◆ ESTRATTO SELEZIONATO
◆ ◆ ◆ ◆ ◆ ◆ ◆

No alla piena attuazione delle linee guida del Ministero della Salute che hanno previsto l'abolizione dell'obbligo di ricovero ospedaliero in caso di aborto farmacologico. Tradotto: no ai consultori per la somministrazione della discussa pillola. Il voto del consiglio regionale Marche boccia la mozione Pd e non lascia margini di interpretazione sulla direzione che la nuova maggioranza di centrodestra intende perseguire in materia di utilizzo della Ru486. Il risultato dell'aula rende conclamata la polemica aperta dall'assessora regionale alla Cultura, l'ex deputata leghista Giorgia Latini che di recente aveva rilasciato dichiarazioni sulla sua volontà, appunto, di rivedere la possibilità di accesso alla pillola per le donne marchigiane nei consultori. Decisione che richiama quanto recentemente attuato dalla giunta regionale dell'Umbria.
Per questo il Pd si è immediatemente schierato firmando in blocco la mozione che mirava a cristallizzare in una sede ufficiale i reali intendimenti della giunta Acquaroli anche se la Lega ieri, per voce del commissario regionale Riccardo Marchetti ha respinto le accuse. .
A giugno 2020 la giunta regionale umbra di centrodestra, guidata da Donatella Tesei, aveva abrogato con una delibera il cosiddetto «aborto farmacologico a domicilio», determinando in pratica la possibilità di effettuare interruzioni volontarie di gravidanza soltanto in regime di ricovero ospedaliero. Ma dopo polemiche e pareri del Consiglio Superiore di Sanità lo scorso dicembre la Regione Umbria ha approvato una nuova delibera per regolamentare l'aborto farmacologico eliminando in particolare l'obbligo di ricovero ordinario in ospedale.

◆ ◆ ◆ ◆ ◆ ◆ ◆

◆ DATI DI PARTENZA
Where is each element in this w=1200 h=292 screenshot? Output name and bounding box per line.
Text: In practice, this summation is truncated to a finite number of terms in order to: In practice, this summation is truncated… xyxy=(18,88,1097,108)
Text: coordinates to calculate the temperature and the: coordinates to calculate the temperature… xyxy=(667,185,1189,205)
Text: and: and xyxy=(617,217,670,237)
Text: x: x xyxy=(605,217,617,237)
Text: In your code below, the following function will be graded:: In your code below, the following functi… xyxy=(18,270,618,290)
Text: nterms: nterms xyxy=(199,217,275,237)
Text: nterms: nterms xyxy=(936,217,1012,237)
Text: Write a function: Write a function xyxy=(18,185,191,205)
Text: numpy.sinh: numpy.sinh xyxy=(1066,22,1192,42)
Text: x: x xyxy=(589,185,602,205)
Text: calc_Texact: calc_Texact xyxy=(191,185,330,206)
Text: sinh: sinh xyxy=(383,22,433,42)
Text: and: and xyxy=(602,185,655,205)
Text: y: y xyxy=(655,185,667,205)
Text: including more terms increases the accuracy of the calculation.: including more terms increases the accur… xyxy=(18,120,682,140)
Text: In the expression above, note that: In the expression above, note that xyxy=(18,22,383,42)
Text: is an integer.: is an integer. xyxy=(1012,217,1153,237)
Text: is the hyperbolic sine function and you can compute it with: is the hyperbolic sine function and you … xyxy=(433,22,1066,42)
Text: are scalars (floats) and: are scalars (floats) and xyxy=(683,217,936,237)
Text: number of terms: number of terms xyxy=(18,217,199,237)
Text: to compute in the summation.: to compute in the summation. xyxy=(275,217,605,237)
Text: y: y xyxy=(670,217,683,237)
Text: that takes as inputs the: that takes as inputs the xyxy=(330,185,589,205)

◆ ◆ ◆ ◆ ◆ ◆ ◆

◆ COSA FARE
**A.** Trascrivi dal brano sull'aborto farmacologico il passo compreso tra "A giugno 2020" e "ordinario in ospedale.", estremi inclusi.
**B.** In base al brano sull'aborto farmacologico, per quale motivo la Regione Umbria approvò lo scorso dicembre una nuova delibera, e che cosa stabiliva? Rispondi in una-tre frasi.

◆ SOLUZIONI
**A.**
A giugno 2020 la giunta regionale umbra di centrodestra, guidata da Donatella Tesei, aveva abrogato con una delibera il cosiddetto «aborto farmacologico a domicilio», determinando in pratica la possibilità di effettuare interruzioni volontarie di gravidanza soltanto in regime di ricovero ospedaliero. Ma dopo polemiche e pareri del Consiglio Superiore di Sanità lo scorso dicembre la Regione Umbria ha approvato una nuova delibera per regolamentare l'aborto farmacologico eliminando in particolare l'obbligo di ricovero ordinario in ospedale.

**B.** La Regione Umbria approvò la nuova delibera dopo le polemiche e i pareri del Consiglio Superiore di Sanità. La delibera regolamentava l'aborto farmacologico eliminando in particolare l'obbligo di ricovero ordinario in ospedale. Quell'obbligo derivava dalla delibera di giugno 2020, che consentiva le interruzioni volontarie di gravidanza soltanto in regime di ricovero ospedaliero.